_Exercise prompt_:
Determine how many lines in these records hold "value". Only the number is wanted.

_Data supplied_:

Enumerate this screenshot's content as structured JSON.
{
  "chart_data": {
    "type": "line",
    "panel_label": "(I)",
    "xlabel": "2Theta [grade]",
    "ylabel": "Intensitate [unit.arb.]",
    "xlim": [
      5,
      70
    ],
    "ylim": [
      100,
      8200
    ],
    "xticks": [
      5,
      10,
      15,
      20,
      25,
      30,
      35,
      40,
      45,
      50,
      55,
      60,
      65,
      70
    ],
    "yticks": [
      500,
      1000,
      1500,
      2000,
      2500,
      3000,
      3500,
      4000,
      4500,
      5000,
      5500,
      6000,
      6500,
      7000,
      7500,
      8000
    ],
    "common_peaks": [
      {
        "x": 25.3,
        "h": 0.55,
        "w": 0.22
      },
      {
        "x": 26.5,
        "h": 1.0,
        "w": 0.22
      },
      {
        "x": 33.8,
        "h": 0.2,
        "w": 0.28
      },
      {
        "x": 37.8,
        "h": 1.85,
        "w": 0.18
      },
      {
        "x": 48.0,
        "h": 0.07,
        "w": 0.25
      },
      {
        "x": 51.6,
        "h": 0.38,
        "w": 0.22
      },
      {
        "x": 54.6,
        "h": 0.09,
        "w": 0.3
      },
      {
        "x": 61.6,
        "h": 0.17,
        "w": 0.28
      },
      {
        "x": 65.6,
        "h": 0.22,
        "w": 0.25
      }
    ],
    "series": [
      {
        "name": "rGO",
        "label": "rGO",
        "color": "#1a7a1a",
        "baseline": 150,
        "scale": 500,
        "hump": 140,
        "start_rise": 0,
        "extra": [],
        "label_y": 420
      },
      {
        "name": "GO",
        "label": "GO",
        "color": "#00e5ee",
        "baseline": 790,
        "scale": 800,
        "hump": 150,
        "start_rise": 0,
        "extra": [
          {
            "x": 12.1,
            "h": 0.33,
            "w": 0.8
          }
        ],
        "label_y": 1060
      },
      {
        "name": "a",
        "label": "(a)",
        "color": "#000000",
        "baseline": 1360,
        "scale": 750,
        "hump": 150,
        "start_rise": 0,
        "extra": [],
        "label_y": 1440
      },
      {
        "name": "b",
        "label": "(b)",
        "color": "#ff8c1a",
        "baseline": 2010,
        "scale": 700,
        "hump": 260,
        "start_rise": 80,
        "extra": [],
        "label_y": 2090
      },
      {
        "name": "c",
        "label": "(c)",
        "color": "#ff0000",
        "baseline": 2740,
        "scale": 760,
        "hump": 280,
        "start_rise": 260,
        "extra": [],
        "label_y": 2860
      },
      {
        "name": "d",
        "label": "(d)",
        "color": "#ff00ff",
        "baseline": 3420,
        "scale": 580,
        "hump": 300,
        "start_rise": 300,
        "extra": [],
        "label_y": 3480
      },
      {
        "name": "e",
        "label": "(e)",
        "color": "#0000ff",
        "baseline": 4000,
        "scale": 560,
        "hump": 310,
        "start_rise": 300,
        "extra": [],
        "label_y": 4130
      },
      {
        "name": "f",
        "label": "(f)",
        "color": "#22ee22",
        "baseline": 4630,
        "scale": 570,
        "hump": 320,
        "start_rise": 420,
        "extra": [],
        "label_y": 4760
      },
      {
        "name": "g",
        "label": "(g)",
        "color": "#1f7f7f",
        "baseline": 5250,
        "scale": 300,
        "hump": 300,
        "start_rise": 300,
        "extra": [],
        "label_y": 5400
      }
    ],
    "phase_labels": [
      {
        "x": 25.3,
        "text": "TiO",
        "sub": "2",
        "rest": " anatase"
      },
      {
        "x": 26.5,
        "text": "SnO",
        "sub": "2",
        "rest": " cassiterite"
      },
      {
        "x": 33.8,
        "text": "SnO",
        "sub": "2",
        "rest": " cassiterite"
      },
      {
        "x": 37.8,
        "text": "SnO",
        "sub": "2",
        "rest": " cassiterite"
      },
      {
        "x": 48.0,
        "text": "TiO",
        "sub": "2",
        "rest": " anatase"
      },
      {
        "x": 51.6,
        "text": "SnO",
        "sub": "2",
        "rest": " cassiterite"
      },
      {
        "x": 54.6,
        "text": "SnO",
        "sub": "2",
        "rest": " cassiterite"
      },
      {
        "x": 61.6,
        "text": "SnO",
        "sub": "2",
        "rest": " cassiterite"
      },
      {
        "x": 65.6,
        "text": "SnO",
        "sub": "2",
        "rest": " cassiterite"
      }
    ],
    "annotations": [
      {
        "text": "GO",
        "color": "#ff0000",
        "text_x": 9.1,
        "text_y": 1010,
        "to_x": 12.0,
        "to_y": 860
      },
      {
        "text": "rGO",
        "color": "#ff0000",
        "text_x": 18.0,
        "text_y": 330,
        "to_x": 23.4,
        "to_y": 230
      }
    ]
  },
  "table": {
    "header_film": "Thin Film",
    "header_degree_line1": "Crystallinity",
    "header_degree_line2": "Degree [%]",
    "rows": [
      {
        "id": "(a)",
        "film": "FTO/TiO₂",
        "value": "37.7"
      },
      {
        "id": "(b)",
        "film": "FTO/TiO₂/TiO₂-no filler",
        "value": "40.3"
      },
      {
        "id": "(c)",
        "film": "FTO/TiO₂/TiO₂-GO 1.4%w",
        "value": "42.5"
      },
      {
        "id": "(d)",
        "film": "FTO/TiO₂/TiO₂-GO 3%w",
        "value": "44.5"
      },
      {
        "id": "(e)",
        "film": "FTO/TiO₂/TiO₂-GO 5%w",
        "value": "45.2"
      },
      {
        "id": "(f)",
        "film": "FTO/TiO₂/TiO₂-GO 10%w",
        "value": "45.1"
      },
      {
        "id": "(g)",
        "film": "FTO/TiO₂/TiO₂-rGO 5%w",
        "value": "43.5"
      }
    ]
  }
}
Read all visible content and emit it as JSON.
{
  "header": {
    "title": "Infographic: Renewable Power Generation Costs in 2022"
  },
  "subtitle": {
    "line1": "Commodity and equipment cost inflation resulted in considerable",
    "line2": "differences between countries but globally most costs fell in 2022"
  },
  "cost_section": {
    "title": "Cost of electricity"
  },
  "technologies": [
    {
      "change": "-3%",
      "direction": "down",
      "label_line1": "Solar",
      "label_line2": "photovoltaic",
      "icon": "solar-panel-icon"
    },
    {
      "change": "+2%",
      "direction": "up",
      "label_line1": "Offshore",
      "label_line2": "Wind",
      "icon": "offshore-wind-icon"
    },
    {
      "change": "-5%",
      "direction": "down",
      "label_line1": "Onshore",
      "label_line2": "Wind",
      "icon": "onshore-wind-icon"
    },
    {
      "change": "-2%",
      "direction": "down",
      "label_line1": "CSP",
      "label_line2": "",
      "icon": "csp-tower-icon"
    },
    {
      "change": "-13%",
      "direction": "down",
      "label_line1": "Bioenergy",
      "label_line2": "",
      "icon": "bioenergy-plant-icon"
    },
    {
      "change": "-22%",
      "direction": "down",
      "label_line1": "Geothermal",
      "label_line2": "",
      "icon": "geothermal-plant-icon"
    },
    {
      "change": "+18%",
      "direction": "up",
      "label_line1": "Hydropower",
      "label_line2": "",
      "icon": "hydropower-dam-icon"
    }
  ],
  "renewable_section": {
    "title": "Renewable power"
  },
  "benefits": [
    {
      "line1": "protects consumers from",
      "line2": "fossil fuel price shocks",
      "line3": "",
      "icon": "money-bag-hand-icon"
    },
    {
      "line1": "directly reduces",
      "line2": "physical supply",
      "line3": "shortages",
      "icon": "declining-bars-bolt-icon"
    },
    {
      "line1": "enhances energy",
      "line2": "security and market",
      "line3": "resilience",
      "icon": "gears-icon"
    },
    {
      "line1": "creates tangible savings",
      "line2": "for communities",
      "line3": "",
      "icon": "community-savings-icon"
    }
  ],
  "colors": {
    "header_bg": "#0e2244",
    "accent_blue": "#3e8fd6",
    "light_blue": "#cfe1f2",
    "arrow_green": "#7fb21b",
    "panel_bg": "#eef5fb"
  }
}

_Full answer_:
7